◆ DESCRIPTION OF THE TASK: Each line of the listing must be transcribed exactly, except for the images, which should be excluded.

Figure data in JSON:
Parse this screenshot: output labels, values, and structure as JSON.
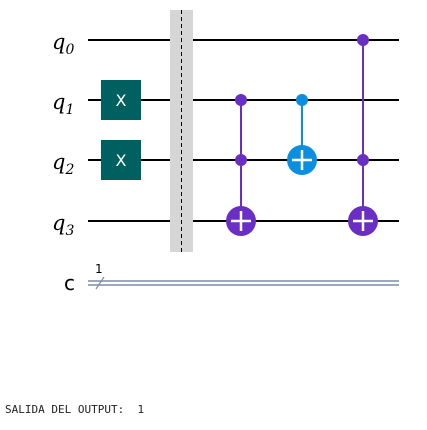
{
  "qubits": [
    {
      "name": "q",
      "index": "0"
    },
    {
      "name": "q",
      "index": "1"
    },
    {
      "name": "q",
      "index": "2"
    },
    {
      "name": "q",
      "index": "3"
    }
  ],
  "classical_register": {
    "name": "c",
    "size": "1"
  },
  "gates": {
    "x_label": "X",
    "x_targets": [
      1,
      2
    ],
    "controlled": [
      {
        "kind": "ccx",
        "controls": [
          1,
          2
        ],
        "target": 3
      },
      {
        "kind": "cx",
        "controls": [
          1
        ],
        "target": 2
      },
      {
        "kind": "ccx",
        "controls": [
          0,
          2
        ],
        "target": 3
      }
    ]
  },
  "colors": {
    "x_gate": "#005f5f",
    "ccx": "#6a2ec4",
    "cx": "#0a8fe0",
    "barrier": "#d6d6d6",
    "classical_wire": "#7c8ea6"
  },
  "output": {
    "label": "SALIDA DEL OUTPUT:",
    "value": "1"
  }
}
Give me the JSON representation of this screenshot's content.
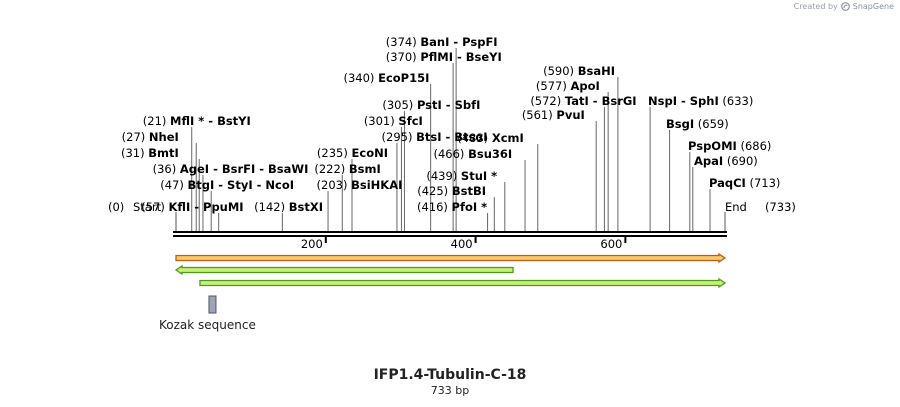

◆ FINISHED EXERCISE:
Parse this screenshot: output labels, values, and structure as JSON.
{
  "qubits": [
    {
      "name": "q",
      "index": "0"
    },
    {
      "name": "q",
      "index": "1"
    },
    {
      "name": "q",
      "index": "2"
    },
    {
      "name": "q",
      "index": "3"
    }
  ],
  "classical_register": {
    "name": "c",
    "size": "1"
  },
  "gates": {
    "x_label": "X",
    "x_targets": [
      1,
      2
    ],
    "controlled": [
      {
        "kind": "ccx",
        "controls": [
          1,
          2
        ],
        "target": 3
      },
      {
        "kind": "cx",
        "controls": [
          1
        ],
        "target": 2
      },
      {
        "kind": "ccx",
        "controls": [
          0,
          2
        ],
        "target": 3
      }
    ]
  },
  "colors": {
    "x_gate": "#005f5f",
    "ccx": "#6a2ec4",
    "cx": "#0a8fe0",
    "barrier": "#d6d6d6",
    "classical_wire": "#7c8ea6"
  },
  "output": {
    "label": "SALIDA DEL OUTPUT:",
    "value": "1"
  }
}
Give me the JSON representation of this screenshot's content.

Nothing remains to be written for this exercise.